Requirements: Wherever the string "title" appears, copy the whole line.

Items listed in a dataset:
********************

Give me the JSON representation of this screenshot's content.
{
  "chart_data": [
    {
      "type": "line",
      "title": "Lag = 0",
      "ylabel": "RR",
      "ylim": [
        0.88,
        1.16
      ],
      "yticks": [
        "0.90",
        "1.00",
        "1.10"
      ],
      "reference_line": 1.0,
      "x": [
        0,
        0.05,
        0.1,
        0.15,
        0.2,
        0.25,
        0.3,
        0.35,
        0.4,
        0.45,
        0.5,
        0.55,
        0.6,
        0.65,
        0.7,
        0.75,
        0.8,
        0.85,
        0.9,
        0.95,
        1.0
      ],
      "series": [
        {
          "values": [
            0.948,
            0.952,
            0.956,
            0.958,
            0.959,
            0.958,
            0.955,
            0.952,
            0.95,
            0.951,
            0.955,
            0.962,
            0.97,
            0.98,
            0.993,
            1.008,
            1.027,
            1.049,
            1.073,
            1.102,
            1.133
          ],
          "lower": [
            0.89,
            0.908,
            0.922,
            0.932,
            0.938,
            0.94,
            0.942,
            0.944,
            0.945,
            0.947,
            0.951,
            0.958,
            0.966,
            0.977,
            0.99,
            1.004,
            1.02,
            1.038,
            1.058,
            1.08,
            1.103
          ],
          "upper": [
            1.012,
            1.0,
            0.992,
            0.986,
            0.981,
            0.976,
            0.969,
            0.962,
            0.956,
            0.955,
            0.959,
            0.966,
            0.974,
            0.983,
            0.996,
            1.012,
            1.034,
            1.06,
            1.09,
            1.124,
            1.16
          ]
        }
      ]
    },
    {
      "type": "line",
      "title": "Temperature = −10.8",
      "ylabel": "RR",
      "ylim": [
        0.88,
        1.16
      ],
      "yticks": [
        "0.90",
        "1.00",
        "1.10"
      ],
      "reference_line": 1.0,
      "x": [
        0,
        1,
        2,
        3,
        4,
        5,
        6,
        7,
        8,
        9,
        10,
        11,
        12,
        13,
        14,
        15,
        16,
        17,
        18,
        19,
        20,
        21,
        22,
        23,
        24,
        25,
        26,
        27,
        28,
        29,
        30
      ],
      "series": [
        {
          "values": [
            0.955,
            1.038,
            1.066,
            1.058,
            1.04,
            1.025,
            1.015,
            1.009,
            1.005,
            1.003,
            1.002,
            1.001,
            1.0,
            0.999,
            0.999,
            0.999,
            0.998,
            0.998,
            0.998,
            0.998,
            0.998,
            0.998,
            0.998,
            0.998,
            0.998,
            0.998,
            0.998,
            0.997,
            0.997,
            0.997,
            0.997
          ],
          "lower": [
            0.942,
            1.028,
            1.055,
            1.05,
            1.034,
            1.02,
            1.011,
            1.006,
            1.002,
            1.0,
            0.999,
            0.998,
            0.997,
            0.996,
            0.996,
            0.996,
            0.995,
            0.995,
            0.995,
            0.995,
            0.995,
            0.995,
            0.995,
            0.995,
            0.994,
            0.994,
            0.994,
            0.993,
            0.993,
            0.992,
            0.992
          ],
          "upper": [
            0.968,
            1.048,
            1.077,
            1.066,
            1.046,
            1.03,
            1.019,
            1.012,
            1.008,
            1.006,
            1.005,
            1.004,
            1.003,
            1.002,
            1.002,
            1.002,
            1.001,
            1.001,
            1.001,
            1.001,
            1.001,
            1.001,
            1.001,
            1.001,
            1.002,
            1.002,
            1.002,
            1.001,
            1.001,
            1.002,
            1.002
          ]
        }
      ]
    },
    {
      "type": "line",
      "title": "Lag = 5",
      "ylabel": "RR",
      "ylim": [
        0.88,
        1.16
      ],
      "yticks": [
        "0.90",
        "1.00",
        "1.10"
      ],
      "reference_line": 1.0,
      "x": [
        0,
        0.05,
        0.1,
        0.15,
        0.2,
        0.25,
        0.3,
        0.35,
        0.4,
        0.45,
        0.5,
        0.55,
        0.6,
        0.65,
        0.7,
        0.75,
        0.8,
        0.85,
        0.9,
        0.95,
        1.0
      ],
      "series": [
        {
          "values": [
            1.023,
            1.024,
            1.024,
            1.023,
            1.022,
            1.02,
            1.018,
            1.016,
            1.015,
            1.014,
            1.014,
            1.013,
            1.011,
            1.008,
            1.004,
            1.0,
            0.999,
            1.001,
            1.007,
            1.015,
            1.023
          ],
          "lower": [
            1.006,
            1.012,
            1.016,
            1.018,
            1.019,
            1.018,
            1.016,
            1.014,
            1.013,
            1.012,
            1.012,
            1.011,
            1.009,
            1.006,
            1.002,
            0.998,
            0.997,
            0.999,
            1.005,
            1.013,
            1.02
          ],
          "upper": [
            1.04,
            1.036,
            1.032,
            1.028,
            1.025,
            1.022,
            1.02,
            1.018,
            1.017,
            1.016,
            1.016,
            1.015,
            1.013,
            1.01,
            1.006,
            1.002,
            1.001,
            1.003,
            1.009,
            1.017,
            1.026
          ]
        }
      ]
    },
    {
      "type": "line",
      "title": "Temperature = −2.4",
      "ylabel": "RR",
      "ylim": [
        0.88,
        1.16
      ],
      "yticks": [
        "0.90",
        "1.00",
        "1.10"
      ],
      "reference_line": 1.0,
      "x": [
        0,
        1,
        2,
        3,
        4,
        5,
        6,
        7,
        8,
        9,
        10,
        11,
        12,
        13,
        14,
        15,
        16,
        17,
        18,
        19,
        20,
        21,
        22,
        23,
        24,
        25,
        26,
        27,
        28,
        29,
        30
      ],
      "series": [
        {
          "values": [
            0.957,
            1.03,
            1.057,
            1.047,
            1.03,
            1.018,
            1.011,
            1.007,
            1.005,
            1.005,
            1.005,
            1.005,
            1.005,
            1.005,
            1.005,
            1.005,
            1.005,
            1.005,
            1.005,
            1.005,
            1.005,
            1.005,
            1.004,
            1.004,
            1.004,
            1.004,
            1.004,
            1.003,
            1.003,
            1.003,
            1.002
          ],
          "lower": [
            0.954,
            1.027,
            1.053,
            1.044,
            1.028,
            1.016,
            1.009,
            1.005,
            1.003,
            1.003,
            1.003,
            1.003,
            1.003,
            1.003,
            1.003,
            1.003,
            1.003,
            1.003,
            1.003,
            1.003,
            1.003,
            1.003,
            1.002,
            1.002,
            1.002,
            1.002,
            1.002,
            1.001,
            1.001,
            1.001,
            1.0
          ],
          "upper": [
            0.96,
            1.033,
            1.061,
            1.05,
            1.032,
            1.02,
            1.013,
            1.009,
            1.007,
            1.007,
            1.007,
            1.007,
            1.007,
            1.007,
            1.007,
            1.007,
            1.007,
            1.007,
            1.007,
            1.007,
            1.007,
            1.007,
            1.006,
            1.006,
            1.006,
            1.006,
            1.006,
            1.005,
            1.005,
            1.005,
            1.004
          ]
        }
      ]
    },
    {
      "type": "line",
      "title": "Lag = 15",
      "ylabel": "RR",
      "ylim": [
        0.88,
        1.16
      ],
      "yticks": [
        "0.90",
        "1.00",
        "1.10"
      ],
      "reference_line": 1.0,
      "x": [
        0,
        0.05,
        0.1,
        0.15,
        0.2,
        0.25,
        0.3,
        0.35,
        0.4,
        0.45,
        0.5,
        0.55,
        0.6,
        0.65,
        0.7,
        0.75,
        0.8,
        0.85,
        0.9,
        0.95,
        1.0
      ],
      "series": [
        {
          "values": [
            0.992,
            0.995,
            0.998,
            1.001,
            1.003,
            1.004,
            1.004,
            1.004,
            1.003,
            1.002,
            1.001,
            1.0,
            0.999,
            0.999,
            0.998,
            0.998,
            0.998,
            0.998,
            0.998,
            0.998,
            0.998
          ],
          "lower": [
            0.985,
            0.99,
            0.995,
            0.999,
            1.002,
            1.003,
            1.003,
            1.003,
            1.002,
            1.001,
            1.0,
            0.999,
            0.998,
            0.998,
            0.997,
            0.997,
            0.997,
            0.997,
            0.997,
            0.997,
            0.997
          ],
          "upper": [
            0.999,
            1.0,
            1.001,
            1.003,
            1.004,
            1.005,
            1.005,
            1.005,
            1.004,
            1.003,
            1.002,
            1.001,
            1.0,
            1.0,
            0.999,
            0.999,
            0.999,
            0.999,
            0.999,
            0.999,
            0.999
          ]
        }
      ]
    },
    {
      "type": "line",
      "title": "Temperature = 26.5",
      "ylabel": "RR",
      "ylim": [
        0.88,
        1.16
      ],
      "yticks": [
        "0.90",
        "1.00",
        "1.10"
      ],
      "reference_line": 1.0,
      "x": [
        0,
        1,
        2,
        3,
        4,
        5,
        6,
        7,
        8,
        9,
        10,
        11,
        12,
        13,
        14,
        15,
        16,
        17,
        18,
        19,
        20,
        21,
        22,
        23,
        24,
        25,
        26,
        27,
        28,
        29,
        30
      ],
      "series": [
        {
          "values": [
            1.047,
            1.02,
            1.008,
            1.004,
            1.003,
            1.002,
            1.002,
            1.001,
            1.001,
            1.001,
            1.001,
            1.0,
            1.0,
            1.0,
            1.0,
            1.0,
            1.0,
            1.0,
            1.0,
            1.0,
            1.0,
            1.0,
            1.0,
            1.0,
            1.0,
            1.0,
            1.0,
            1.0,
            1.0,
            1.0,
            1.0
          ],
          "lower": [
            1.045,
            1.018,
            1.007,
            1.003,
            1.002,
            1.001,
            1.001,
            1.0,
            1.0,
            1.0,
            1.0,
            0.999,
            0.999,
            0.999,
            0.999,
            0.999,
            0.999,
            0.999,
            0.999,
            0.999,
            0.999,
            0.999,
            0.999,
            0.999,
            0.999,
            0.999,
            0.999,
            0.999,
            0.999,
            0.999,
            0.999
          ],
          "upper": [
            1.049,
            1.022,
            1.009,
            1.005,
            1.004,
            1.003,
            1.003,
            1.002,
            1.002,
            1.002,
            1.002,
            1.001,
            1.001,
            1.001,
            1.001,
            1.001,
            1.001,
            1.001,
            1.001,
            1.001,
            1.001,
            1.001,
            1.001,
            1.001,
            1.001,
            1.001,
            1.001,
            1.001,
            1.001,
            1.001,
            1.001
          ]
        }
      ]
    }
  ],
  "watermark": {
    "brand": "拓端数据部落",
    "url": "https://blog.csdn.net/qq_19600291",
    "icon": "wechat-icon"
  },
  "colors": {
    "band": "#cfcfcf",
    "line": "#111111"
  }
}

********************

Result of the task:
      "title": "Lag = 0",
      "title": "Temperature = −10.8",
      "title": "Lag = 5",
      "title": "Temperature = −2.4",
      "title": "Lag = 15",
      "title": "Temperature = 26.5",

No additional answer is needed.